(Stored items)
· · · ·
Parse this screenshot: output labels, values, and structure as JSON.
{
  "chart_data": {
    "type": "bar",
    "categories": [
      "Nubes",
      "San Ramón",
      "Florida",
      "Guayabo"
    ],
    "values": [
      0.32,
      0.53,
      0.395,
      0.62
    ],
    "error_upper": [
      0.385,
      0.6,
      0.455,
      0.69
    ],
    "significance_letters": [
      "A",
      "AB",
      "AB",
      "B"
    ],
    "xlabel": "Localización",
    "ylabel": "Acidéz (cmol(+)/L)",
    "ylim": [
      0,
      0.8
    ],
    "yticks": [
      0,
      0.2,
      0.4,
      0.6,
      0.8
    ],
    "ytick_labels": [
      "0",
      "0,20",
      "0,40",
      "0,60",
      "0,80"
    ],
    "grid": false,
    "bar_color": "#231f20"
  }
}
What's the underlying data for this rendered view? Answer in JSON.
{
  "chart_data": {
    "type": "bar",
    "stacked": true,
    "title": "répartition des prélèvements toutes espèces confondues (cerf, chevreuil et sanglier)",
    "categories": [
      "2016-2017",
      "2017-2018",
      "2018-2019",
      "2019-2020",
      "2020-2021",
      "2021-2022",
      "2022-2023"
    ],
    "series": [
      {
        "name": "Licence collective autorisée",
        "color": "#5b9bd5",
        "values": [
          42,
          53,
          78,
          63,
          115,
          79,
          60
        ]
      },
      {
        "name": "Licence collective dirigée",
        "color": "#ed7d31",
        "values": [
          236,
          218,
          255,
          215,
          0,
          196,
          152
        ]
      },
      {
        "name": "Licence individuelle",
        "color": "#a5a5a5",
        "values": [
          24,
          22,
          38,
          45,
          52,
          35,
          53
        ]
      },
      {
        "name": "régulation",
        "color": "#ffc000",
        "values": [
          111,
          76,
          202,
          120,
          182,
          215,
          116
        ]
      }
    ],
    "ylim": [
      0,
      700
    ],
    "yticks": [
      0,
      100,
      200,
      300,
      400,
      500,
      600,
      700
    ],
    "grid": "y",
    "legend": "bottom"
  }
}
· · · ·
Pull out each record as written and restate it exactly.

Solved problem:
Parse this screenshot: output labels, values, and structure as JSON.
{
  "chart_data": {
    "type": "bar",
    "categories": [
      "Nubes",
      "San Ramón",
      "Florida",
      "Guayabo"
    ],
    "values": [
      0.32,
      0.53,
      0.395,
      0.62
    ],
    "error_upper": [
      0.385,
      0.6,
      0.455,
      0.69
    ],
    "significance_letters": [
      "A",
      "AB",
      "AB",
      "B"
    ],
    "xlabel": "Localización",
    "ylabel": "Acidéz (cmol(+)/L)",
    "ylim": [
      0,
      0.8
    ],
    "yticks": [
      0,
      0.2,
      0.4,
      0.6,
      0.8
    ],
    "ytick_labels": [
      "0",
      "0,20",
      "0,40",
      "0,60",
      "0,80"
    ],
    "grid": false,
    "bar_color": "#231f20"
  }
}
What's the underlying data for this rendered view? Answer in JSON.
{
  "chart_data": {
    "type": "bar",
    "stacked": true,
    "title": "répartition des prélèvements toutes espèces confondues (cerf, chevreuil et sanglier)",
    "categories": [
      "2016-2017",
      "2017-2018",
      "2018-2019",
      "2019-2020",
      "2020-2021",
      "2021-2022",
      "2022-2023"
    ],
    "series": [
      {
        "name": "Licence collective autorisée",
        "color": "#5b9bd5",
        "values": [
          42,
          53,
          78,
          63,
          115,
          79,
          60
        ]
      },
      {
        "name": "Licence collective dirigée",
        "color": "#ed7d31",
        "values": [
          236,
          218,
          255,
          215,
          0,
          196,
          152
        ]
      },
      {
        "name": "Licence individuelle",
        "color": "#a5a5a5",
        "values": [
          24,
          22,
          38,
          45,
          52,
          35,
          53
        ]
      },
      {
        "name": "régulation",
        "color": "#ffc000",
        "values": [
          111,
          76,
          202,
          120,
          182,
          215,
          116
        ]
      }
    ],
    "ylim": [
      0,
      700
    ],
    "yticks": [
      0,
      100,
      200,
      300,
      400,
      500,
      600,
      700
    ],
    "grid": "y",
    "legend": "bottom"
  }
}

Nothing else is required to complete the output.